**Task requirements**.
In the records below, tally every line containing "питания". Report only the total.

-- START OF Material to process --

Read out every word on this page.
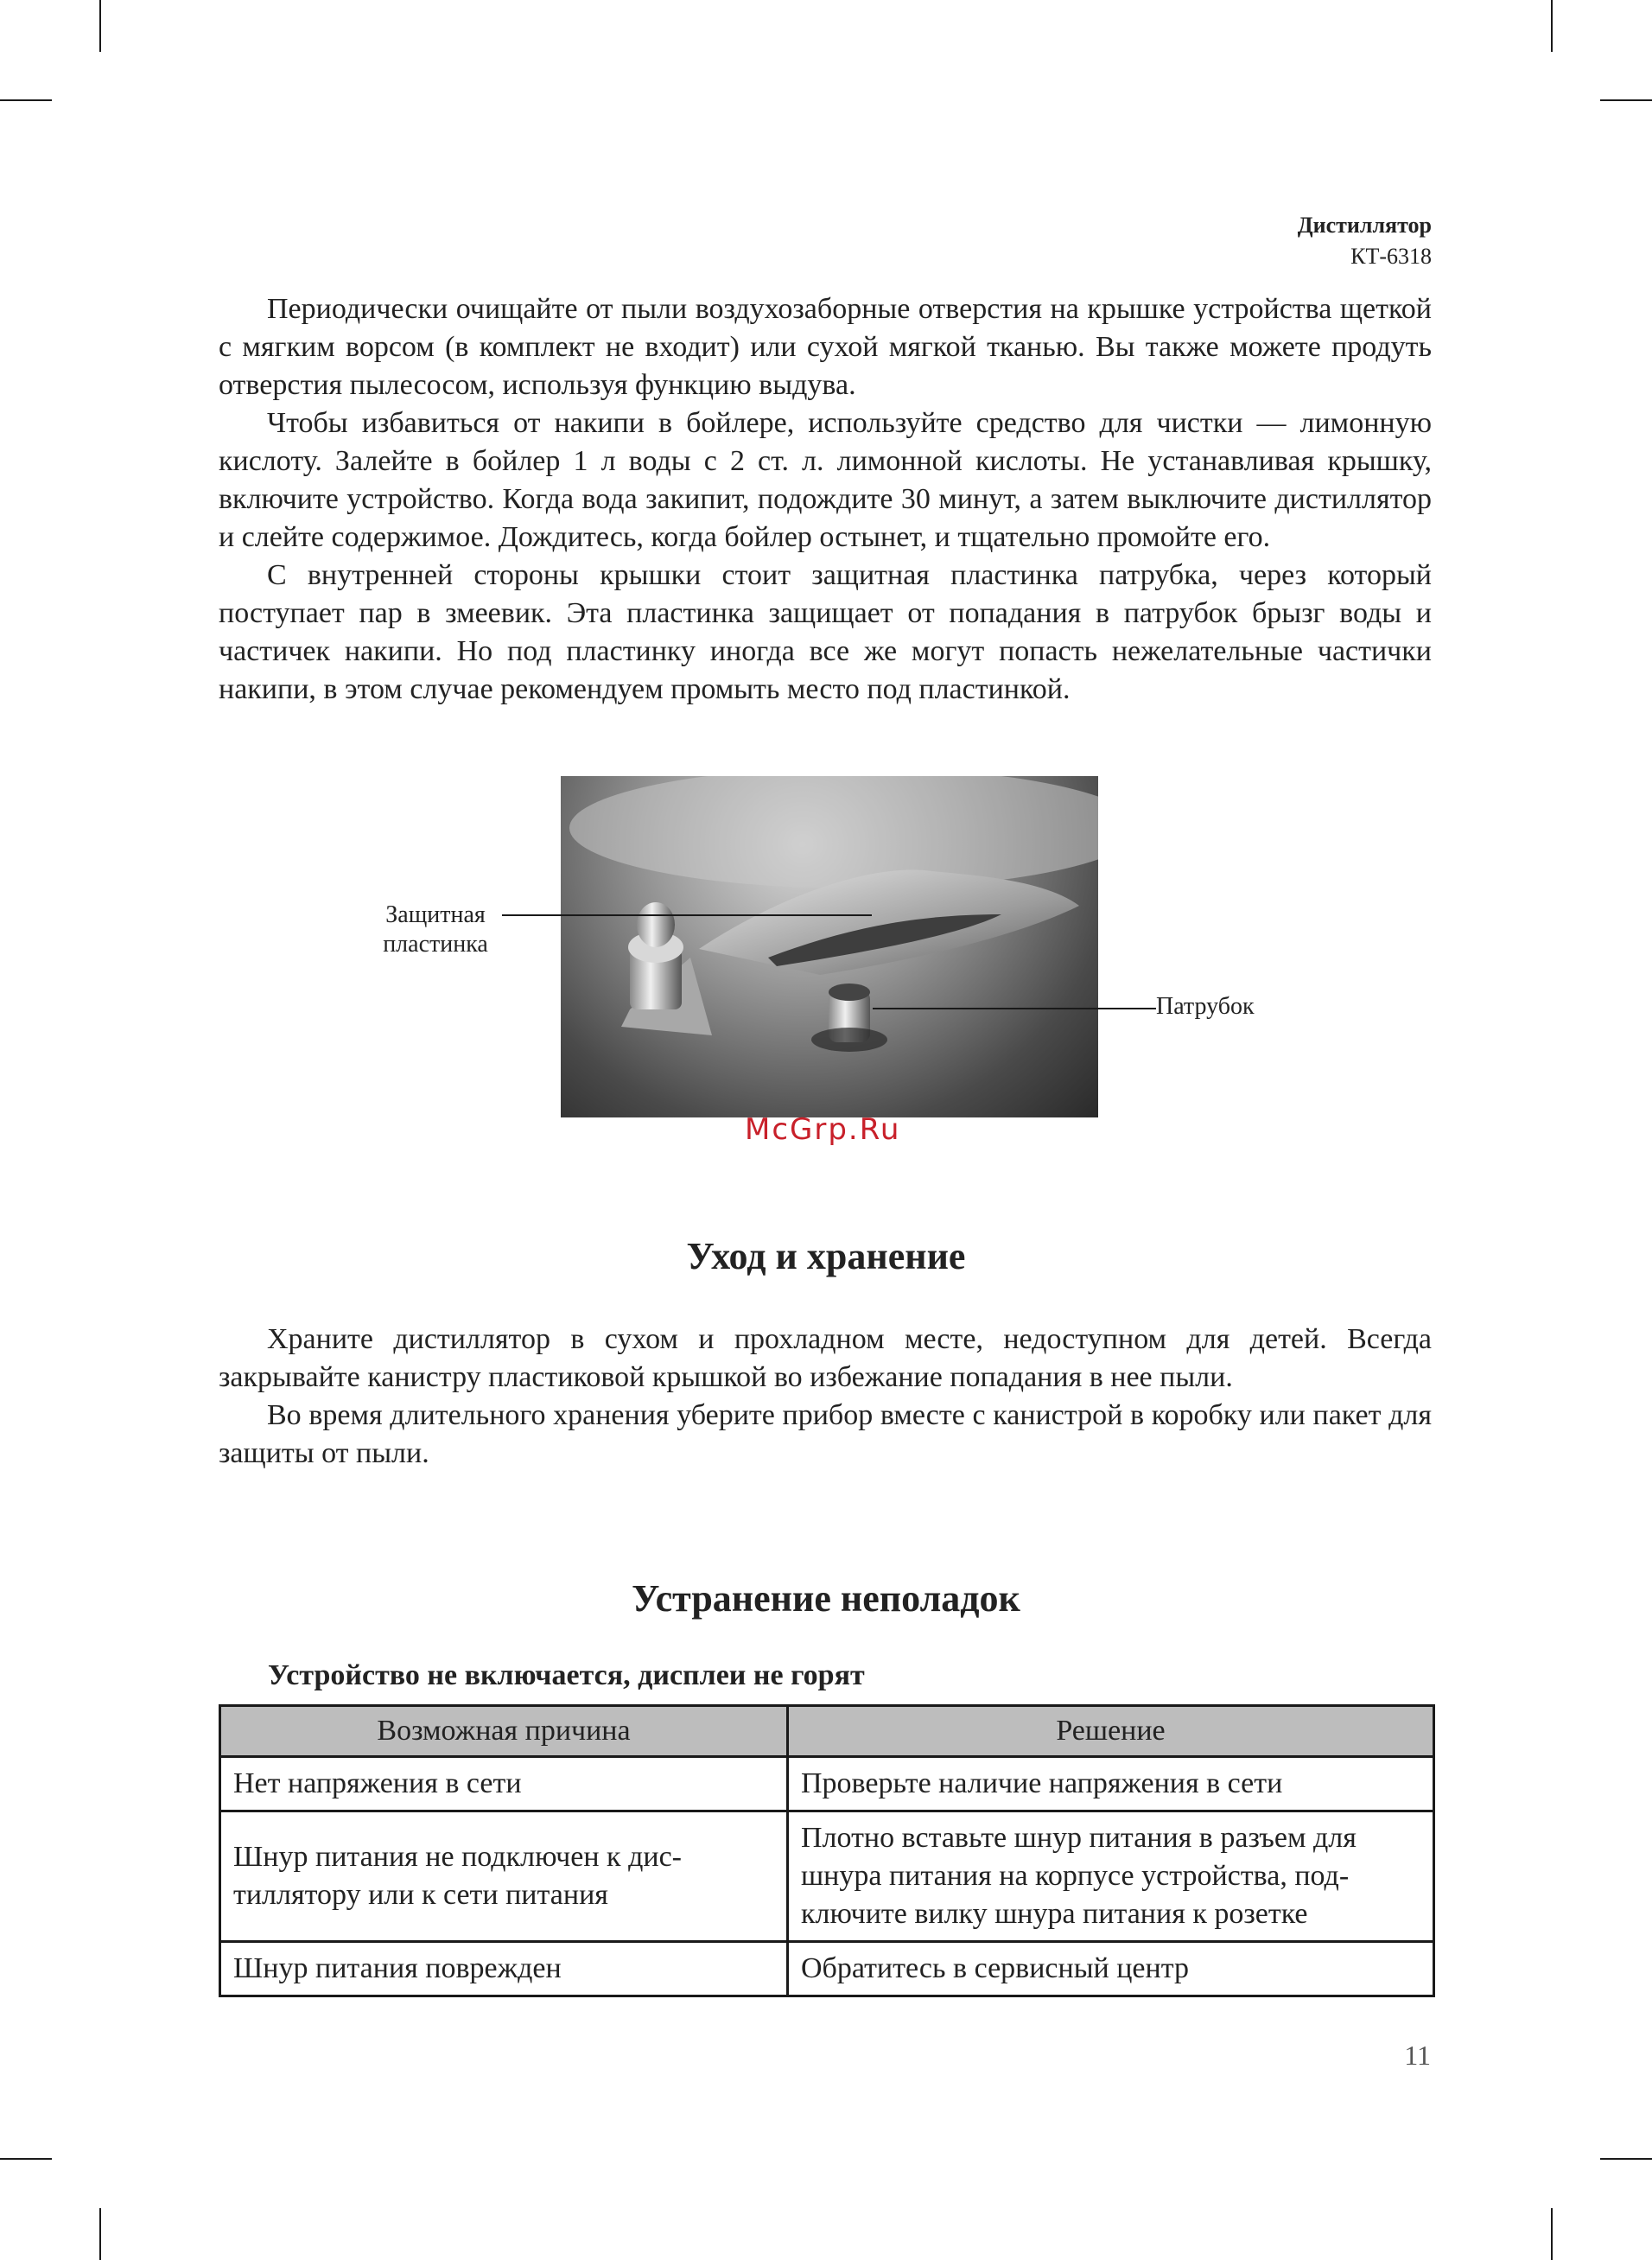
Дистиллятор
КТ-6318

Периодически очищайте от пыли воздухозаборные отверстия на крышке устройства щеткой с мягким ворсом (в комплект не входит) или сухой мягкой тканью. Вы также можете продуть отверстия пылесосом, используя функцию выдува.

Чтобы избавиться от накипи в бойлере, используйте средство для чистки — лимонную кислоту. Залейте в бойлер 1 л воды с 2 ст. л. лимонной кислоты. Не устанавливая крышку, включите устройство. Когда вода закипит, подождите 30 минут, а затем выключите дистиллятор и слейте содержимое. Дождитесь, когда бойлер остынет, и тщательно промойте его.

С внутренней стороны крышки стоит защитная пластинка патрубка, через который поступает пар в змеевик. Эта пластинка защищает от попадания в патрубок брызг воды и частичек накипи. Но под пластинку иногда все же могут попасть нежелательные частички накипи, в этом случае рекомендуем промыть место под пластинкой.

Защитная
пластинка
Патрубок
McGrp.Ru
Уход и хранение

Храните дистиллятор в сухом и прохладном месте, недоступном для детей. Всегда закрывайте канистру пластиковой крышкой во избежание попадания в нее пыли.

Во время длительного хранения уберите прибор вместе с канистрой в коробку или пакет для защиты от пыли.

Устранение неполадок
Устройство не включается, дисплеи не горят
Возможная причина	Решение
Нет напряжения в сети	Проверьте наличие напряжения в сети
Шнур питания не подключен к дистиллятору или к сети питания	Плотно вставьте шнур питания в разъем для шнура питания на корпусе устройства, подключите вилку шнура питания к розетке
Шнур питания поврежден	Обратитесь в сервисный центр
11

-- END OF Material to process --

**Task answer**.
2